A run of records
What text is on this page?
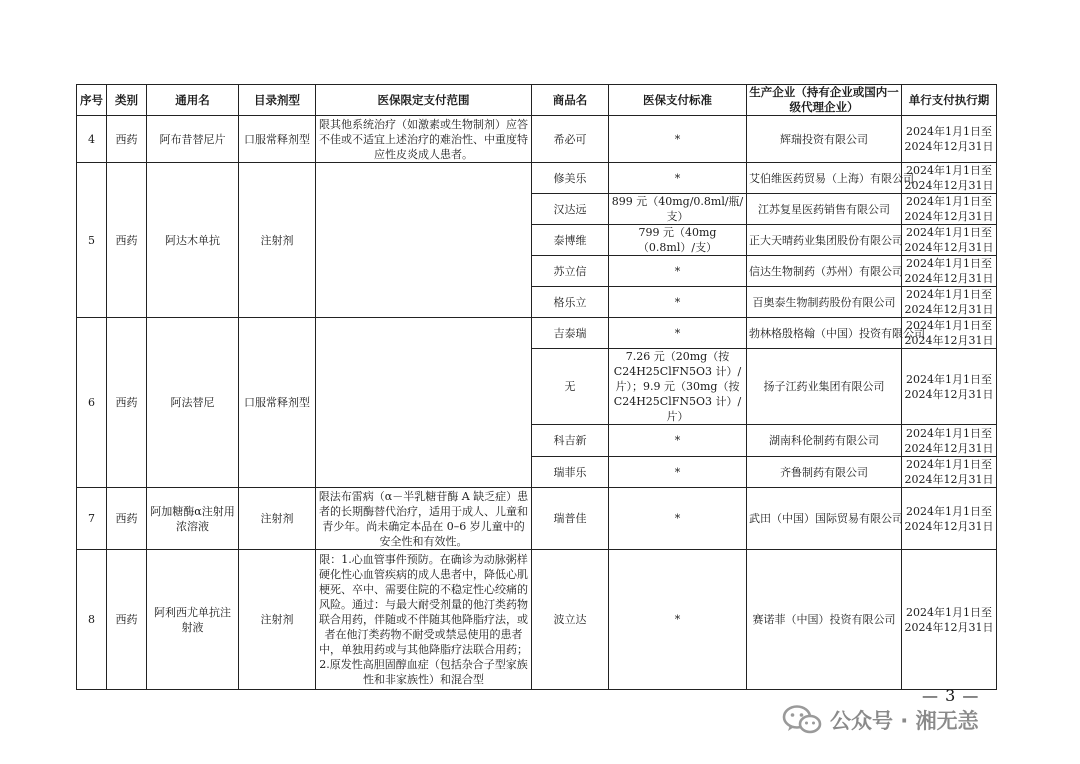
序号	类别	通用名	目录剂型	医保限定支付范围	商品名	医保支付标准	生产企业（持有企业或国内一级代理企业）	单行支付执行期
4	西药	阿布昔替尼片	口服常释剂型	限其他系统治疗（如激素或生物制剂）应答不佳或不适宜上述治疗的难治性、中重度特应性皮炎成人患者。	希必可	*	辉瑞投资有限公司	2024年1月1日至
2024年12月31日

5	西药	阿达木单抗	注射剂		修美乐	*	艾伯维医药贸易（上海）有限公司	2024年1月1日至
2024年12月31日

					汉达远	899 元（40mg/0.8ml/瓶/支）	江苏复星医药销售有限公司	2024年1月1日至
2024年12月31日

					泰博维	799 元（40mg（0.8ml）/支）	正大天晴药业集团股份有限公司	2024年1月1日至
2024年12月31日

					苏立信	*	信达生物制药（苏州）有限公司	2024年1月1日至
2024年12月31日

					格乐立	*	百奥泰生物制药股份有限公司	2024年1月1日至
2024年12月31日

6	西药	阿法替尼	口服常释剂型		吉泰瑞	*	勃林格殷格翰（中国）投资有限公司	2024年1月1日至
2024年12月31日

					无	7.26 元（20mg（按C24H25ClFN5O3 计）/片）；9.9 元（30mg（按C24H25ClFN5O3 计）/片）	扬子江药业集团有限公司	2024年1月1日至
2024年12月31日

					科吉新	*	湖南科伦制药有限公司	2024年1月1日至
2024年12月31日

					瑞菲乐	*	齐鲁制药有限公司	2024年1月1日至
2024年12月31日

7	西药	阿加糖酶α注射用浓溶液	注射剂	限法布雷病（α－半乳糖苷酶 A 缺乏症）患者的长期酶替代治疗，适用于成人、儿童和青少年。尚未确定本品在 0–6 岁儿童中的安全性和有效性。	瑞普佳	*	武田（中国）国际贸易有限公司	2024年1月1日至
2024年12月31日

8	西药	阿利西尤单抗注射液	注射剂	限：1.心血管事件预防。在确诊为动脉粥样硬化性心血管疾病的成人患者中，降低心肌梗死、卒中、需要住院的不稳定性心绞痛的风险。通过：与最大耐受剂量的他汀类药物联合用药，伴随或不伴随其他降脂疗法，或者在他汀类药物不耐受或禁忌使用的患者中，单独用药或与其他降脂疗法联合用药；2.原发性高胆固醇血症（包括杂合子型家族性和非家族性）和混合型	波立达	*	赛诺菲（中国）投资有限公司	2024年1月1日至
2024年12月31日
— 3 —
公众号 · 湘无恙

▶ **WHAT THIS TASK INVOLVES**: Repeat the records word for word. Any picture in them should be left out.

▶ **SOLUTION TO THIS EXERCISE**:
What text is on this page?
序号	类别	通用名	目录剂型	医保限定支付范围	商品名	医保支付标准	生产企业（持有企业或国内一级代理企业）	单行支付执行期
4	西药	阿布昔替尼片	口服常释剂型	限其他系统治疗（如激素或生物制剂）应答不佳或不适宜上述治疗的难治性、中重度特应性皮炎成人患者。	希必可	*	辉瑞投资有限公司	2024年1月1日至
2024年12月31日

5	西药	阿达木单抗	注射剂		修美乐	*	艾伯维医药贸易（上海）有限公司	2024年1月1日至
2024年12月31日

					汉达远	899 元（40mg/0.8ml/瓶/支）	江苏复星医药销售有限公司	2024年1月1日至
2024年12月31日

					泰博维	799 元（40mg（0.8ml）/支）	正大天晴药业集团股份有限公司	2024年1月1日至
2024年12月31日

					苏立信	*	信达生物制药（苏州）有限公司	2024年1月1日至
2024年12月31日

					格乐立	*	百奥泰生物制药股份有限公司	2024年1月1日至
2024年12月31日

6	西药	阿法替尼	口服常释剂型		吉泰瑞	*	勃林格殷格翰（中国）投资有限公司	2024年1月1日至
2024年12月31日

					无	7.26 元（20mg（按C24H25ClFN5O3 计）/片）；9.9 元（30mg（按C24H25ClFN5O3 计）/片）	扬子江药业集团有限公司	2024年1月1日至
2024年12月31日

					科吉新	*	湖南科伦制药有限公司	2024年1月1日至
2024年12月31日

					瑞菲乐	*	齐鲁制药有限公司	2024年1月1日至
2024年12月31日

7	西药	阿加糖酶α注射用浓溶液	注射剂	限法布雷病（α－半乳糖苷酶 A 缺乏症）患者的长期酶替代治疗，适用于成人、儿童和青少年。尚未确定本品在 0–6 岁儿童中的安全性和有效性。	瑞普佳	*	武田（中国）国际贸易有限公司	2024年1月1日至
2024年12月31日

8	西药	阿利西尤单抗注射液	注射剂	限：1.心血管事件预防。在确诊为动脉粥样硬化性心血管疾病的成人患者中，降低心肌梗死、卒中、需要住院的不稳定性心绞痛的风险。通过：与最大耐受剂量的他汀类药物联合用药，伴随或不伴随其他降脂疗法，或者在他汀类药物不耐受或禁忌使用的患者中，单独用药或与其他降脂疗法联合用药；2.原发性高胆固醇血症（包括杂合子型家族性和非家族性）和混合型	波立达	*	赛诺菲（中国）投资有限公司	2024年1月1日至
2024年12月31日
— 3 —
公众号 · 湘无恙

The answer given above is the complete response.